* **DO THIS**:
Express the records as a JSON list of strings, one string per line with blank lines left out. Begin at the first line of the records and stop after the line that contains "child-logic-label: Логичное продолжение", including both of those lines.

==== EXTRACTED MATERIAL

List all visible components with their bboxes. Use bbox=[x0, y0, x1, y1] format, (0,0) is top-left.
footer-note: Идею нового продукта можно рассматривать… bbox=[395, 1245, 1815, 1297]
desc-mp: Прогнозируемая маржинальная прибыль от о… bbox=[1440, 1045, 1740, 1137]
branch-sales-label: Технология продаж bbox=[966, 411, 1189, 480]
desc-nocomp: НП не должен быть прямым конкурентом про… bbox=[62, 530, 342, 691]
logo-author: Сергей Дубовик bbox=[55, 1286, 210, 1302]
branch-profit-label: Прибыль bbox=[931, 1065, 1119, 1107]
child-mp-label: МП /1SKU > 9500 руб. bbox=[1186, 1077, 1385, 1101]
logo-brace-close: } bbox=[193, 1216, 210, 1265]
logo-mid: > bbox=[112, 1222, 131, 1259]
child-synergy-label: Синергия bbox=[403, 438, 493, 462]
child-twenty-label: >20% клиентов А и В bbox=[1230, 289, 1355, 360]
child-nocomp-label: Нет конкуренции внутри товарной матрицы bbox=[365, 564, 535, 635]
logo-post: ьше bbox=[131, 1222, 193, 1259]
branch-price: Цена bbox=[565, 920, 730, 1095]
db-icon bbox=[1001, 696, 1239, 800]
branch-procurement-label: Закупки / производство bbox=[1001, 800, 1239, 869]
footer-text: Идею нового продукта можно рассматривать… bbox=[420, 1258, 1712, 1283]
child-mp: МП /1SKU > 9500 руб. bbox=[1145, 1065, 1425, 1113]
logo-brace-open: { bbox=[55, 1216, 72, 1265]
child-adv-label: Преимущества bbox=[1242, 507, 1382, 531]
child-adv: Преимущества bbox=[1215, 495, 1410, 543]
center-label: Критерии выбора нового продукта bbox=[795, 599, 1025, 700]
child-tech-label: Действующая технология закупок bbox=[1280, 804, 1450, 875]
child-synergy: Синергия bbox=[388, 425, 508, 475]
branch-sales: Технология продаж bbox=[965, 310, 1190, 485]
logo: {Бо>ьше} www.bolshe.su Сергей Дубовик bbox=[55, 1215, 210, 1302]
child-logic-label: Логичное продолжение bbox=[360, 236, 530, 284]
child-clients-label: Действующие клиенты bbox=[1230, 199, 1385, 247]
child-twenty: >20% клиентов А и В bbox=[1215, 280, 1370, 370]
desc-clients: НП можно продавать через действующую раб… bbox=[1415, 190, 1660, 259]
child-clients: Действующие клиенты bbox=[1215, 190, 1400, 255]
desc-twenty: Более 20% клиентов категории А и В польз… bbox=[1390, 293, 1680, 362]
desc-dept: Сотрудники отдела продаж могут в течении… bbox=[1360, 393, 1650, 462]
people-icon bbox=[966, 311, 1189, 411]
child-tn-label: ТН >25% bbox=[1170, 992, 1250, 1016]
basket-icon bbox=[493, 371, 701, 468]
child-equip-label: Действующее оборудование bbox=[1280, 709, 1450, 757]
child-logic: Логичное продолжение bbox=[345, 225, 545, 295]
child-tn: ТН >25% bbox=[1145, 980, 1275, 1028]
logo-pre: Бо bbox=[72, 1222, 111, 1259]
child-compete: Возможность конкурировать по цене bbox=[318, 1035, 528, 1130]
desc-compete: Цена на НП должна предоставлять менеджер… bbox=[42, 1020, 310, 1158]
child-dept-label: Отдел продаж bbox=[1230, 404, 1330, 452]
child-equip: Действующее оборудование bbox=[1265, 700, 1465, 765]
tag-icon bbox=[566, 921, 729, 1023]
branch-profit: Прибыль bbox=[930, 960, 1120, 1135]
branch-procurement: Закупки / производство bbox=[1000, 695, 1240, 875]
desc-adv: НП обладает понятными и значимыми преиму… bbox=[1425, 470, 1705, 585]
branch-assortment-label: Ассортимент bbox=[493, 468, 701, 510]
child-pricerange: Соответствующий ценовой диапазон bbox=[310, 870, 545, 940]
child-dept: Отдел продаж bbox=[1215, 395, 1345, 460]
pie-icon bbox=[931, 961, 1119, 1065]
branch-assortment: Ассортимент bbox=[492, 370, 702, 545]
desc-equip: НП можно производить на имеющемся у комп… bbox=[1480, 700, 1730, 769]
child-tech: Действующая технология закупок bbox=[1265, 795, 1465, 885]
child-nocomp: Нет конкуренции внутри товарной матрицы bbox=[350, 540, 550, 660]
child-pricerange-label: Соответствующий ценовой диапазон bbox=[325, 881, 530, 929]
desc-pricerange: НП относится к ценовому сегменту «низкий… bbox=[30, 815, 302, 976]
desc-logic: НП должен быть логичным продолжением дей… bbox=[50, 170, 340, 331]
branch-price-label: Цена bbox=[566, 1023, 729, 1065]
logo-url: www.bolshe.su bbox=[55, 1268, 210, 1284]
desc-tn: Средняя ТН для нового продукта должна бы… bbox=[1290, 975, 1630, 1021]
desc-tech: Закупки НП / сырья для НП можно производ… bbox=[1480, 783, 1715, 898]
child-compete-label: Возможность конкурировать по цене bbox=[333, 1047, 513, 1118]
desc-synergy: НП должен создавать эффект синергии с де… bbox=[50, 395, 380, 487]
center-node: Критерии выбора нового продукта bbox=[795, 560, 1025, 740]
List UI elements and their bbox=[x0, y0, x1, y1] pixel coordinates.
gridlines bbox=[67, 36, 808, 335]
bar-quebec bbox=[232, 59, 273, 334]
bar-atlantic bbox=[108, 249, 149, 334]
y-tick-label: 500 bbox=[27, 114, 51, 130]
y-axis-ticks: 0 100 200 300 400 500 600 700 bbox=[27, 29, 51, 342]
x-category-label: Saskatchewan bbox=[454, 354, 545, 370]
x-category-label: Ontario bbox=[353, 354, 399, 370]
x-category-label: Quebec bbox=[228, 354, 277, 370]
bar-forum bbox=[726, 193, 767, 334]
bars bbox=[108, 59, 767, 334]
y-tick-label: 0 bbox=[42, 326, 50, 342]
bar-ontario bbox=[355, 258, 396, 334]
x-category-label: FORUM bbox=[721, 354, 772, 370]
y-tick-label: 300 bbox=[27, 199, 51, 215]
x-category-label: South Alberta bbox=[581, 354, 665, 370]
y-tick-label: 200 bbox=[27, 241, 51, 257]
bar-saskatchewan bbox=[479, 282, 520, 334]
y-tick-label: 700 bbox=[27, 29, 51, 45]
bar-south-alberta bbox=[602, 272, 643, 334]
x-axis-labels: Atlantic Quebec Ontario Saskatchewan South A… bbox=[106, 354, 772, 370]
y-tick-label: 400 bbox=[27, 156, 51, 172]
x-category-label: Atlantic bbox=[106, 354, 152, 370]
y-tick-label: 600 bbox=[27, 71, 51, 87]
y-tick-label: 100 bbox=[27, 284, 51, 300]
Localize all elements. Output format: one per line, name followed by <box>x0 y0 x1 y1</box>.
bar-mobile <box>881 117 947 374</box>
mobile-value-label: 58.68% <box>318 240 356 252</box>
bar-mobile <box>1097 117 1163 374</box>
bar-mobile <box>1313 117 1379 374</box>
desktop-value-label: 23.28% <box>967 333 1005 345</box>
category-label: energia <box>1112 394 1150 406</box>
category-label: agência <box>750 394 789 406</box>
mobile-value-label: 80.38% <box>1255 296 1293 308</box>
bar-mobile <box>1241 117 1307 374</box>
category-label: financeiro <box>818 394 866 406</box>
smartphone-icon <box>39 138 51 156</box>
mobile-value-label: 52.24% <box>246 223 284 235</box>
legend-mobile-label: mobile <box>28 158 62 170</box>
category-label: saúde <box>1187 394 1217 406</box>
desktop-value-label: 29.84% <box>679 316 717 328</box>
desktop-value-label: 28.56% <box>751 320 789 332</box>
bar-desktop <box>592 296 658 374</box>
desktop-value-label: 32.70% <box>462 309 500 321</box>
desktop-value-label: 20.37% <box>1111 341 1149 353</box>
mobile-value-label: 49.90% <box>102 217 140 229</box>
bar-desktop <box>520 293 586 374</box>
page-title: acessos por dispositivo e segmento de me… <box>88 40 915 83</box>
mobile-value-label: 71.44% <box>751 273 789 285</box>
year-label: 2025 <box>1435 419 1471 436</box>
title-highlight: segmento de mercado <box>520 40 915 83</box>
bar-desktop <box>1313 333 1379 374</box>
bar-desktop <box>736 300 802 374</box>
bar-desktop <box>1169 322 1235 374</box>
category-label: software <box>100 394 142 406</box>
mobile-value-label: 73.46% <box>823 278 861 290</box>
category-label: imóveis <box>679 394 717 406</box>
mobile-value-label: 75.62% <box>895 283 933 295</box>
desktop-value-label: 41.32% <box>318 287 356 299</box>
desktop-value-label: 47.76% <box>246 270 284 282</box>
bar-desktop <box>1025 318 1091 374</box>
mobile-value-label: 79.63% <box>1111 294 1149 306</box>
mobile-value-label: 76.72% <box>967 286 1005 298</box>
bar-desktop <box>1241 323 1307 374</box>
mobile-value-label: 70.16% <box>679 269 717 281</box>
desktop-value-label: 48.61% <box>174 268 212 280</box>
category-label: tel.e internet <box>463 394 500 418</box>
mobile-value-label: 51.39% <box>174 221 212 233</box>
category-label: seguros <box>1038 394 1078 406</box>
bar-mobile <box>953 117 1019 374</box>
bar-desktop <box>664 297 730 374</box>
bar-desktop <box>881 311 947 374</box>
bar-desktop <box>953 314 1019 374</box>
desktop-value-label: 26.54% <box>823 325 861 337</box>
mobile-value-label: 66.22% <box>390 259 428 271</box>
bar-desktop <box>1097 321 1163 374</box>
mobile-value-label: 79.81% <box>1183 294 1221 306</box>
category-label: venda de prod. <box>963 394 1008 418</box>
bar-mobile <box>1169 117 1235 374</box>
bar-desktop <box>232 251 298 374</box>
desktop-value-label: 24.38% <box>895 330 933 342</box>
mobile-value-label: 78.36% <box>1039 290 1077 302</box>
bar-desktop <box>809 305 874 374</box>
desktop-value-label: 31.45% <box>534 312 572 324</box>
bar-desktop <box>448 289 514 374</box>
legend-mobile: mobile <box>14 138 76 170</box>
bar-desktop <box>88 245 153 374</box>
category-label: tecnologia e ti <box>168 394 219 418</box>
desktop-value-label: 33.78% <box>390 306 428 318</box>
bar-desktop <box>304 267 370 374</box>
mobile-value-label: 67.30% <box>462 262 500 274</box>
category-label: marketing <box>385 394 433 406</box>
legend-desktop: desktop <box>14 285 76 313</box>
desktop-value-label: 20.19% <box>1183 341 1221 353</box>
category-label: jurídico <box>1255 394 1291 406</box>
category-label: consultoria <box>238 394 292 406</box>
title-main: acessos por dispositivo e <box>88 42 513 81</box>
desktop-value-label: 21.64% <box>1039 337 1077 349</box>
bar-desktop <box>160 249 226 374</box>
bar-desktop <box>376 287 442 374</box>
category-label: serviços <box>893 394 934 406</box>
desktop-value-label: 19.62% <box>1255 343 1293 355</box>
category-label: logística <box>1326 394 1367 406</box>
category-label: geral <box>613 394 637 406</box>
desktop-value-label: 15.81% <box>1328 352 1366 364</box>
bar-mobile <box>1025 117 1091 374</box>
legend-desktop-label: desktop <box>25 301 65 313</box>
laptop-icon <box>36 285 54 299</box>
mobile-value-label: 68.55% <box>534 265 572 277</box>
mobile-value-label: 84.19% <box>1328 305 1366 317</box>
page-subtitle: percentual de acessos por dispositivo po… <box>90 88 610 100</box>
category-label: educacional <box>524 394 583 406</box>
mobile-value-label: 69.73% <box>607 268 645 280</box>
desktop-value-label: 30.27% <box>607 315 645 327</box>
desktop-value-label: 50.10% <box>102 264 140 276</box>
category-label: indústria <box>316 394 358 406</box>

========

* **FULL ANSWER**:
[
  "List all visible components with their bboxes. Use bbox=[x0, y0, x1, y1] format, (0,0) is top-left.",
  "footer-note: Идею нового продукта можно рассматривать… bbox=[395, 1245, 1815, 1297]",
  "desc-mp: Прогнозируемая маржинальная прибыль от о… bbox=[1440, 1045, 1740, 1137]",
  "branch-sales-label: Технология продаж bbox=[966, 411, 1189, 480]",
  "desc-nocomp: НП не должен быть прямым конкурентом про… bbox=[62, 530, 342, 691]",
  "logo-author: Сергей Дубовик bbox=[55, 1286, 210, 1302]",
  "branch-profit-label: Прибыль bbox=[931, 1065, 1119, 1107]",
  "child-mp-label: МП /1SKU > 9500 руб. bbox=[1186, 1077, 1385, 1101]",
  "logo-brace-close: } bbox=[193, 1216, 210, 1265]",
  "logo-mid: > bbox=[112, 1222, 131, 1259]",
  "child-synergy-label: Синергия bbox=[403, 438, 493, 462]",
  "child-twenty-label: >20% клиентов А и В bbox=[1230, 289, 1355, 360]",
  "child-nocomp-label: Нет конкуренции внутри товарной матрицы bbox=[365, 564, 535, 635]",
  "logo-post: ьше bbox=[131, 1222, 193, 1259]",
  "branch-price: Цена bbox=[565, 920, 730, 1095]",
  "db-icon bbox=[1001, 696, 1239, 800]",
  "branch-procurement-label: Закупки / производство bbox=[1001, 800, 1239, 869]",
  "footer-text: Идею нового продукта можно рассматривать… bbox=[420, 1258, 1712, 1283]",
  "child-mp: МП /1SKU > 9500 руб. bbox=[1145, 1065, 1425, 1113]",
  "logo-brace-open: { bbox=[55, 1216, 72, 1265]",
  "child-adv-label: Преимущества bbox=[1242, 507, 1382, 531]",
  "child-adv: Преимущества bbox=[1215, 495, 1410, 543]",
  "center-label: Критерии выбора нового продукта bbox=[795, 599, 1025, 700]",
  "child-tech-label: Действующая технология закупок bbox=[1280, 804, 1450, 875]",
  "child-synergy: Синергия bbox=[388, 425, 508, 475]",
  "branch-sales: Технология продаж bbox=[965, 310, 1190, 485]",
  "logo: {Бо>ьше} www.bolshe.su Сергей Дубовик bbox=[55, 1215, 210, 1302]",
  "child-logic-label: Логичное продолжение bbox=[360, 236, 530, 284]"
]